■ OBJECTIVE
Scan each line of the records for the word "instance" and extract the ones that have it.

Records
▬▬▬▬▬▬
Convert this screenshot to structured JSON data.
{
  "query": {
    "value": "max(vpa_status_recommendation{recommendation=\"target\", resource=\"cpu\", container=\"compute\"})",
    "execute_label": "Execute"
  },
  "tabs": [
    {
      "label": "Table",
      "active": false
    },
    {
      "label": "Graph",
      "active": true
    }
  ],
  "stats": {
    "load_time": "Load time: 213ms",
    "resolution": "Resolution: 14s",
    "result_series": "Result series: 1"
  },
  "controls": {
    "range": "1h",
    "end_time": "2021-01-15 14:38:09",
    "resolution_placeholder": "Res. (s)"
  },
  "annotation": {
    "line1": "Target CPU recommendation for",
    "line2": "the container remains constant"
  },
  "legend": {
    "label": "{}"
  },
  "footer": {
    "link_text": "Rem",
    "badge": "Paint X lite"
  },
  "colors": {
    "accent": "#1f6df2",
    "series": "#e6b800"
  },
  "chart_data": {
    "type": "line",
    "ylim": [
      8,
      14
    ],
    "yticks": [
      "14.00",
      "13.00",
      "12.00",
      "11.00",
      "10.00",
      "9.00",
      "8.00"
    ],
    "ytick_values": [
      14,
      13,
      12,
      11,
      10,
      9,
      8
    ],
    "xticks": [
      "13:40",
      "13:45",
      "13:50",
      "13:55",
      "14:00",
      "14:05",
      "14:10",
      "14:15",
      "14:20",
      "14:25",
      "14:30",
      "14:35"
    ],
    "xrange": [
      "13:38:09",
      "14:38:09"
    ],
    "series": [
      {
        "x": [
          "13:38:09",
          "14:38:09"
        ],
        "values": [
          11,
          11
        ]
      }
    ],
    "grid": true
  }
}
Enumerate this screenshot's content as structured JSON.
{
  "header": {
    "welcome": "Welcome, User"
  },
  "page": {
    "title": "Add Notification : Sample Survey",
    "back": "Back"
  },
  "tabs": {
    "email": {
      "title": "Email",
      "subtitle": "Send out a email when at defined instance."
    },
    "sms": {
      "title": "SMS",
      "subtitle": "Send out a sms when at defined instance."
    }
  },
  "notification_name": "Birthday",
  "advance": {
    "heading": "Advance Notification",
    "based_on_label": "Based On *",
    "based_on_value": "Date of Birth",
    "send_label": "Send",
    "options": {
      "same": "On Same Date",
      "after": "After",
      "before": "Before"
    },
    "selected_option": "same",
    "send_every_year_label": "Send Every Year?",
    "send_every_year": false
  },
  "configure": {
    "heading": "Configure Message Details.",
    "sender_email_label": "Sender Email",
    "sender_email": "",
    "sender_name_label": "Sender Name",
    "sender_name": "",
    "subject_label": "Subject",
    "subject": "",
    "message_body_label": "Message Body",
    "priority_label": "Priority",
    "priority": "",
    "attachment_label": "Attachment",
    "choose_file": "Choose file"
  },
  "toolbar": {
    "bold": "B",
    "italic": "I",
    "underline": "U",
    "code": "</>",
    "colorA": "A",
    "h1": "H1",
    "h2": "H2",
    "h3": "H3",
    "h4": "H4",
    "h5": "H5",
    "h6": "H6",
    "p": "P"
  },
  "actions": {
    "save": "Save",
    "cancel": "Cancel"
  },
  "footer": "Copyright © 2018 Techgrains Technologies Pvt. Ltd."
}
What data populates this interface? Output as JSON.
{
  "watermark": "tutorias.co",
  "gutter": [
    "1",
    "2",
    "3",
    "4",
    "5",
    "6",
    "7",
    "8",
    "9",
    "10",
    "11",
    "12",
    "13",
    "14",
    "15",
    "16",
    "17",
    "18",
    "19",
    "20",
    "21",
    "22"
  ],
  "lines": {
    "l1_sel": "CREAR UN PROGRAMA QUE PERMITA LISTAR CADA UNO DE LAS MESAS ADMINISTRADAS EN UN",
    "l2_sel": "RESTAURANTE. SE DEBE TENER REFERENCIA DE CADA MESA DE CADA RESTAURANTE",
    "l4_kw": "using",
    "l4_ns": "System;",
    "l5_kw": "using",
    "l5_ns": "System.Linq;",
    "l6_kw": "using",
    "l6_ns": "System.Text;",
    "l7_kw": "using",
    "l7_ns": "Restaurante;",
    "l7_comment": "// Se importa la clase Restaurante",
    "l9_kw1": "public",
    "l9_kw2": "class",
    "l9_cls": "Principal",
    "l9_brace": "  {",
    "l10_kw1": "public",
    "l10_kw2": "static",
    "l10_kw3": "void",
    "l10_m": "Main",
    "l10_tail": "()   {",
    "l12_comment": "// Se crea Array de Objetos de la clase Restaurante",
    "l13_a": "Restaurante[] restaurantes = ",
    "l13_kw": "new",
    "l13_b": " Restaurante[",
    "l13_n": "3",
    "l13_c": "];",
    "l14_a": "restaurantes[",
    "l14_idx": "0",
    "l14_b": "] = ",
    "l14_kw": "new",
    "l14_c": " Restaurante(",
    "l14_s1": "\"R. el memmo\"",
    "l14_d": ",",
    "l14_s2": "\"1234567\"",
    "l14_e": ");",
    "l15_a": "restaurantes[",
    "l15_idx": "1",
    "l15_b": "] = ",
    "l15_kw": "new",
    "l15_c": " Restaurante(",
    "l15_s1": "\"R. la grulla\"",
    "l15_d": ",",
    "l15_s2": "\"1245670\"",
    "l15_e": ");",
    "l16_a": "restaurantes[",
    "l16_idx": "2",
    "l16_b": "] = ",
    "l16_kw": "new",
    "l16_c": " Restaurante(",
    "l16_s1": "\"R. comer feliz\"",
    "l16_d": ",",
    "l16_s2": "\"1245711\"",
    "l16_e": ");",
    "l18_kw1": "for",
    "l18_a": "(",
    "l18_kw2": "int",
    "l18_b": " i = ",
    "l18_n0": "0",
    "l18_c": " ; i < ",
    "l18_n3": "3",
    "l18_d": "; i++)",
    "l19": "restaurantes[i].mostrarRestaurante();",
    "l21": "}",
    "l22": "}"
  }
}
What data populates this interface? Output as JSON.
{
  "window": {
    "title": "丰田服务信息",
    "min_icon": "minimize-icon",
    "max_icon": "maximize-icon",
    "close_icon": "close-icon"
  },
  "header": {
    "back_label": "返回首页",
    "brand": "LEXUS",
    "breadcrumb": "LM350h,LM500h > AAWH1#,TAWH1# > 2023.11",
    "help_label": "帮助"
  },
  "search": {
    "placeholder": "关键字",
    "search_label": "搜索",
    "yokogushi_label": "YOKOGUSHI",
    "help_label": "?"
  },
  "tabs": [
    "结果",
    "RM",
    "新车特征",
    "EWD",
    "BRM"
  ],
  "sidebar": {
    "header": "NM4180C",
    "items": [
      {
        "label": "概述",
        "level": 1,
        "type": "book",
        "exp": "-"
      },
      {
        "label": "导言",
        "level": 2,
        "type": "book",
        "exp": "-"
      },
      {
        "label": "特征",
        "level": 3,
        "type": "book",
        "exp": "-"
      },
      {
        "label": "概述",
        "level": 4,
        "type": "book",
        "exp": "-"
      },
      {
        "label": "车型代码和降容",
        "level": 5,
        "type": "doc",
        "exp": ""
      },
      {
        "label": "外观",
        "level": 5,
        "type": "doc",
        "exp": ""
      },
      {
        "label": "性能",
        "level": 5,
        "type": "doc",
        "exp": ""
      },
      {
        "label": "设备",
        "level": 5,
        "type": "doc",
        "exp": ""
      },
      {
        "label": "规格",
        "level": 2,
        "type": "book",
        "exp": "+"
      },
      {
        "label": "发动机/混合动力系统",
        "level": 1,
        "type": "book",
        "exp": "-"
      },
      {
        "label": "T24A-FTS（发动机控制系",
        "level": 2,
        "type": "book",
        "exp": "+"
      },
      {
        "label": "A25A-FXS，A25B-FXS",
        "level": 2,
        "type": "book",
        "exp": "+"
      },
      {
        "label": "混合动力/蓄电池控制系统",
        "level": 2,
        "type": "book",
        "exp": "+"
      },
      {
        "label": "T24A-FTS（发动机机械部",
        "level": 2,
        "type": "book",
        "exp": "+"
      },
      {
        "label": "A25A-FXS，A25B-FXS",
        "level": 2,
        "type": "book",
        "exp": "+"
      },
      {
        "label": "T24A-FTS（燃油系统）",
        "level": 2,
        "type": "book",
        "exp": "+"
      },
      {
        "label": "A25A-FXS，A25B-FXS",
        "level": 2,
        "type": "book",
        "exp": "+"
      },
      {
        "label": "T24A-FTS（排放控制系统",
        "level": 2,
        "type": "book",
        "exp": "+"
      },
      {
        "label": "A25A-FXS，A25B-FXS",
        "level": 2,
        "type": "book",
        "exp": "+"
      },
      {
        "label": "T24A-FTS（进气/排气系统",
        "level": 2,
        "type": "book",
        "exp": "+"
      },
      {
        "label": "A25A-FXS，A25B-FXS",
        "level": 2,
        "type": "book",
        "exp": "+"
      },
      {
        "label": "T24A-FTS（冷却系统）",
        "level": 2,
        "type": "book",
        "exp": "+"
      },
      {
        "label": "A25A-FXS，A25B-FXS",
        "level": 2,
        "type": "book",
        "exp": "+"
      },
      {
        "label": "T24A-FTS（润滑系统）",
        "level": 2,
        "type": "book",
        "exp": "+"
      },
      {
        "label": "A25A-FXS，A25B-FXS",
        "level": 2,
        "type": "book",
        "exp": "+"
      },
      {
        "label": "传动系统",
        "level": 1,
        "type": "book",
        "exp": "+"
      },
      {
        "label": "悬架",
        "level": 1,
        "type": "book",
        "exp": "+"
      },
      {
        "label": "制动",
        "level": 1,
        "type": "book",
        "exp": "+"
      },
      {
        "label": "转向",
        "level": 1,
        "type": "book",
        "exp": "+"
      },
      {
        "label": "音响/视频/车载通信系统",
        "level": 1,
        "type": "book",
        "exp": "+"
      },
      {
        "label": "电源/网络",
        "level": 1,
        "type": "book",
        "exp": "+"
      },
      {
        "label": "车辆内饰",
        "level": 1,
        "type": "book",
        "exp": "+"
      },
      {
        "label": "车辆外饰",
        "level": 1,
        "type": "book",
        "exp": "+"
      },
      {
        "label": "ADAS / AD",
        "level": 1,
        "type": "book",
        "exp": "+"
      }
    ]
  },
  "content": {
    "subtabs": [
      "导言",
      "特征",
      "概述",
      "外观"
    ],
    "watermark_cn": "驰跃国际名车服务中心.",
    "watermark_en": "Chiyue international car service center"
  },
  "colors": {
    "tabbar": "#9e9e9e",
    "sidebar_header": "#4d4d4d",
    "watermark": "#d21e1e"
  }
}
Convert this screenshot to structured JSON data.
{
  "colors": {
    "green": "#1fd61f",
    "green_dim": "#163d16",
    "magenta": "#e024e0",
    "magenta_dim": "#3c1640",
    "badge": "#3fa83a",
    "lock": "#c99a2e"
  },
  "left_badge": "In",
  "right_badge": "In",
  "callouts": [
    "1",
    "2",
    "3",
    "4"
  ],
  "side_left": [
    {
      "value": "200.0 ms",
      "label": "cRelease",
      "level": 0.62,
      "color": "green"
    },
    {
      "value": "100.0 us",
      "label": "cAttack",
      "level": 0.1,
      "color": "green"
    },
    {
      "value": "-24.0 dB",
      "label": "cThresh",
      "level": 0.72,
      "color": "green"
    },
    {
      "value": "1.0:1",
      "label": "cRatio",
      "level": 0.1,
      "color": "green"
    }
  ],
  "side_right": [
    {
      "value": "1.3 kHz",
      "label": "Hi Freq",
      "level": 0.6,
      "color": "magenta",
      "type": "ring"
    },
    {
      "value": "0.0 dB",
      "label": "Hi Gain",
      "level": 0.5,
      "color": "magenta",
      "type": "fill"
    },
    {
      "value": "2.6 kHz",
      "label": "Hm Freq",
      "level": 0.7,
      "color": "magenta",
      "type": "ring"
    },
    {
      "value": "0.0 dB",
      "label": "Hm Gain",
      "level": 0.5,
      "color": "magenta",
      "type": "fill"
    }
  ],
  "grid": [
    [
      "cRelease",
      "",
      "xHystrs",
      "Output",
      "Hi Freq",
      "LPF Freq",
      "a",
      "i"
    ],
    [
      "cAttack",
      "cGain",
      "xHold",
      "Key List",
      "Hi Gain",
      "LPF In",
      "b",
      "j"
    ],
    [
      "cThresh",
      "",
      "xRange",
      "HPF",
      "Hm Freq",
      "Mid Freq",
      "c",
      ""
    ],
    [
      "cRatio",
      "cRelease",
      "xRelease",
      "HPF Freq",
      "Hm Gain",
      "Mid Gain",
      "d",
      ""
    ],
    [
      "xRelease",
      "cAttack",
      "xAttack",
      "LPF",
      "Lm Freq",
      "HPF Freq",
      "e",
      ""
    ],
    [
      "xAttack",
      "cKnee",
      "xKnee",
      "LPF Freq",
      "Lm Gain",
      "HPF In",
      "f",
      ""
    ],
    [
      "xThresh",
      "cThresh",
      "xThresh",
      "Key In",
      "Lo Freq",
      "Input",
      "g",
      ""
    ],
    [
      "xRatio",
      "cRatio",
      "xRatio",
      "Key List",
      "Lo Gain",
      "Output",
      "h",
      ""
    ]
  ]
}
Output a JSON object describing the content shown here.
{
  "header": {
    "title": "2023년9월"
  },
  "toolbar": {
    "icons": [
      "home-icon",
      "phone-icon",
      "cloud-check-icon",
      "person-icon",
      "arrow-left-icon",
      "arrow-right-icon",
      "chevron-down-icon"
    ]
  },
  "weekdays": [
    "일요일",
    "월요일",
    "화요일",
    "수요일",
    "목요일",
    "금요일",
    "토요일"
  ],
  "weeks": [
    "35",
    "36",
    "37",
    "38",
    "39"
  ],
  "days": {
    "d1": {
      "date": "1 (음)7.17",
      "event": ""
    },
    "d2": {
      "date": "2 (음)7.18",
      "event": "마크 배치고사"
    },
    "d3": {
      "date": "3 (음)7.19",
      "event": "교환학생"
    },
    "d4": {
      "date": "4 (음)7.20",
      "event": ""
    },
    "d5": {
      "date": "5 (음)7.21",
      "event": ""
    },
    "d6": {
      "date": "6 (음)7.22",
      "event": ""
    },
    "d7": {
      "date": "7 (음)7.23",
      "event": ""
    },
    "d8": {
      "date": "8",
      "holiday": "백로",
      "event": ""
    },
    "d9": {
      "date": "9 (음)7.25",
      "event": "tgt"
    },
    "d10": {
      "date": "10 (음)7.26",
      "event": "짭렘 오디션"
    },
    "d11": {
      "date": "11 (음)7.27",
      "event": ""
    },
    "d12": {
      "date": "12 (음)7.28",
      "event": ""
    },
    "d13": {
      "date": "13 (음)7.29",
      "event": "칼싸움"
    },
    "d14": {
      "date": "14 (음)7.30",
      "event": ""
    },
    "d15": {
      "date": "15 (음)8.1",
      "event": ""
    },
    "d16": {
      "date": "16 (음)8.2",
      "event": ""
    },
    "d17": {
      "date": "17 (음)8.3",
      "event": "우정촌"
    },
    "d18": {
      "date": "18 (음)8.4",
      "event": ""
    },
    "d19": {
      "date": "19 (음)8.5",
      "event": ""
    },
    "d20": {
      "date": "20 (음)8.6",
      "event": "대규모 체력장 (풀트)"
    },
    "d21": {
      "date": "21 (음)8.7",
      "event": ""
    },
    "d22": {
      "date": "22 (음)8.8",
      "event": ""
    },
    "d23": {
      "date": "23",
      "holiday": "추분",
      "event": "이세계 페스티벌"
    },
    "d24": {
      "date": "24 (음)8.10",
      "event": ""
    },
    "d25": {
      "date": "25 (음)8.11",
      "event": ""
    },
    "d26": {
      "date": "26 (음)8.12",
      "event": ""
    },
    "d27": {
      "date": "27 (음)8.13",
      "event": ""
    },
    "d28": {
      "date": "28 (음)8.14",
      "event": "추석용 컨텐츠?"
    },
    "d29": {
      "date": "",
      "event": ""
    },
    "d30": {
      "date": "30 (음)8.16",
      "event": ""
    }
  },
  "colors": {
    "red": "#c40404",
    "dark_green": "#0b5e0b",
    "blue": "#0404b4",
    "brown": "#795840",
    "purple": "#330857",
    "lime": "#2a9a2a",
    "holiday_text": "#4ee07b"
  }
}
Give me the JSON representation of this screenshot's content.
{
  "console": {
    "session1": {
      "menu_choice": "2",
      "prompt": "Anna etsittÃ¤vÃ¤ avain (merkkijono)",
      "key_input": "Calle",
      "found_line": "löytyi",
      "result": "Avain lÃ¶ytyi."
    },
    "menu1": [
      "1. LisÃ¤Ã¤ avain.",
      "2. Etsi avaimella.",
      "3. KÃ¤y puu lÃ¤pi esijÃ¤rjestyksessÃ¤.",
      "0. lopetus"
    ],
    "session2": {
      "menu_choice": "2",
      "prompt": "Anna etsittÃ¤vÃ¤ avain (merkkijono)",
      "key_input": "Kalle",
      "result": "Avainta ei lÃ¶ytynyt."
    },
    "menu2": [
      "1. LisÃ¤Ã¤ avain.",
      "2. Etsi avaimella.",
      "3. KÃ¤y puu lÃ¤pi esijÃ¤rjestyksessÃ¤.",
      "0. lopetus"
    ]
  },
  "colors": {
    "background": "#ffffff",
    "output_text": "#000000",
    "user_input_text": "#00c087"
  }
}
▬▬▬▬▬▬
■ COMPLETE ANSWER
      "subtitle": "Send out a email when at defined instance."
      "subtitle": "Send out a sms when at defined instance."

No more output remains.